* [WRITTEN TASK] Look for "name" in each line of the entries, and return the matching lines.

* [ENTRIES SHOWN]

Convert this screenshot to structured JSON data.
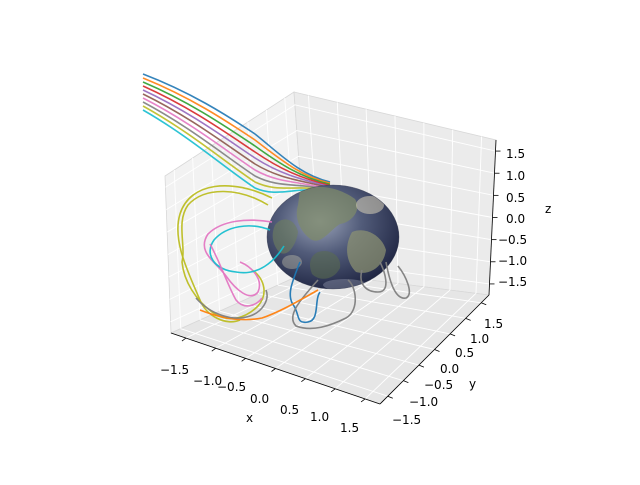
{
  "chart_data": {
    "type": "line",
    "projection": "3d",
    "title": "",
    "xlabel": "x",
    "ylabel": "y",
    "zlabel": "z",
    "xlim": [
      -1.75,
      1.75
    ],
    "ylim": [
      -1.75,
      1.75
    ],
    "zlim": [
      -1.75,
      1.75
    ],
    "xticks": [
      "−1.5",
      "−1.0",
      "−0.5",
      "0.0",
      "0.5",
      "1.0",
      "1.5"
    ],
    "yticks": [
      "−1.5",
      "−1.0",
      "−0.5",
      "0.0",
      "0.5",
      "1.0",
      "1.5"
    ],
    "zticks": [
      "−1.5",
      "−1.0",
      "−0.5",
      "0.0",
      "0.5",
      "1.0",
      "1.5"
    ],
    "grid": true,
    "surface": {
      "shape": "sphere",
      "radius": 1.0,
      "texture": "earth"
    },
    "series_colors": [
      "#1f77b4",
      "#ff7f0e",
      "#2ca02c",
      "#d62728",
      "#9467bd",
      "#8c564b",
      "#e377c2",
      "#7f7f7f",
      "#bcbd22",
      "#17becf"
    ]
  }
}
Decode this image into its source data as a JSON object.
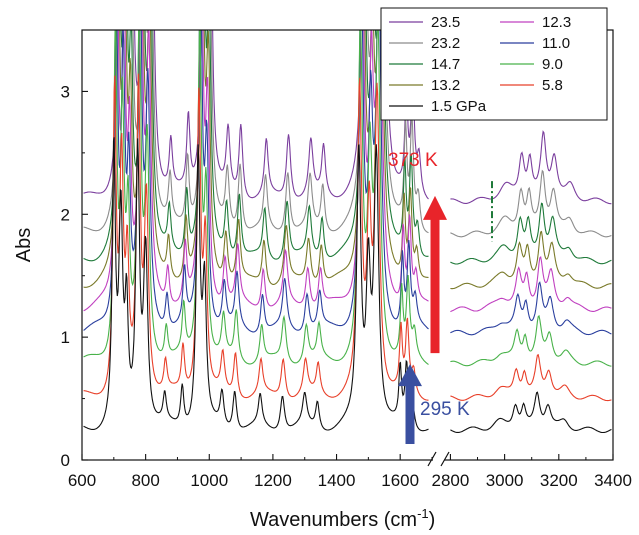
{
  "chart_data": {
    "type": "line",
    "xlabel": "Wavenumbers (cm",
    "xlabel_sup": "-1",
    "xlabel_end": ")",
    "ylabel": "Abs",
    "ylim": [
      0,
      3.5
    ],
    "y_ticks": [
      "0",
      "1",
      "2",
      "3"
    ],
    "x_ticks_left": [
      "600",
      "800",
      "1000",
      "1200",
      "1400",
      "1600"
    ],
    "x_ticks_right": [
      "2800",
      "3000",
      "3200",
      "3400"
    ],
    "x_axis_break": [
      1700,
      2780
    ],
    "x_ranges": [
      [
        600,
        1700
      ],
      [
        2780,
        3400
      ]
    ],
    "legend": {
      "position": "top-right",
      "columns": 2
    },
    "series": [
      {
        "name": "23.5",
        "color": "#7b3f9e",
        "offset": 2.1
      },
      {
        "name": "23.2",
        "color": "#8c8c8c",
        "offset": 1.83
      },
      {
        "name": "14.7",
        "color": "#1f7a3a",
        "offset": 1.61
      },
      {
        "name": "13.2",
        "color": "#7a7a2a",
        "offset": 1.41
      },
      {
        "name": "12.3",
        "color": "#c040c0",
        "offset": 1.22
      },
      {
        "name": "11.0",
        "color": "#2a3f9e",
        "offset": 1.03
      },
      {
        "name": "9.0",
        "color": "#49b24a",
        "offset": 0.78
      },
      {
        "name": "5.8",
        "color": "#e8402a",
        "offset": 0.5
      },
      {
        "name": "1.5 GPa",
        "color": "#111111",
        "offset": 0.24
      }
    ],
    "legend_order": [
      "23.5",
      "12.3",
      "23.2",
      "11.0",
      "14.7",
      "9.0",
      "13.2",
      "5.8",
      "1.5 GPa"
    ],
    "peaks_left": [
      [
        700,
        4.0,
        6
      ],
      [
        722,
        3.0,
        7
      ],
      [
        740,
        1.6,
        6
      ],
      [
        775,
        4.0,
        7
      ],
      [
        800,
        2.6,
        8
      ],
      [
        860,
        0.4,
        6
      ],
      [
        915,
        0.6,
        6
      ],
      [
        965,
        4.0,
        7
      ],
      [
        985,
        2.0,
        7
      ],
      [
        1040,
        0.5,
        7
      ],
      [
        1080,
        0.6,
        7
      ],
      [
        1160,
        0.45,
        7
      ],
      [
        1230,
        0.55,
        8
      ],
      [
        1300,
        0.45,
        8
      ],
      [
        1340,
        0.4,
        7
      ],
      [
        1470,
        4.0,
        8
      ],
      [
        1500,
        2.2,
        8
      ],
      [
        1525,
        4.0,
        9
      ],
      [
        1600,
        0.8,
        5
      ],
      [
        1620,
        0.9,
        6
      ],
      [
        1640,
        0.3,
        7
      ]
    ],
    "peaks_right": [
      [
        2980,
        0.12,
        30
      ],
      [
        3040,
        0.35,
        12
      ],
      [
        3070,
        0.3,
        10
      ],
      [
        3120,
        0.5,
        12
      ],
      [
        3160,
        0.35,
        14
      ],
      [
        3220,
        0.12,
        20
      ]
    ],
    "annotations": [
      {
        "text": "373 K",
        "color": "#e8242a",
        "arrow_from_y": 0.87,
        "arrow_to_y": 2.15,
        "arrow_x": 2740
      },
      {
        "text": "295 K",
        "color": "#3a4fa0",
        "arrow_from_y": 0.13,
        "arrow_to_y": 0.78,
        "arrow_x": 2735
      }
    ],
    "dashed_marker": {
      "x": 2975,
      "y_from": 1.78,
      "y_to": 2.27,
      "color": "#1f7a3a"
    }
  }
}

* [RESULT OF THE EXERCISE]
        "name": "23.5",
        "name": "23.2",
        "name": "14.7",
        "name": "13.2",
        "name": "12.3",
        "name": "11.0",
        "name": "9.0",
        "name": "5.8",
        "name": "1.5 GPa",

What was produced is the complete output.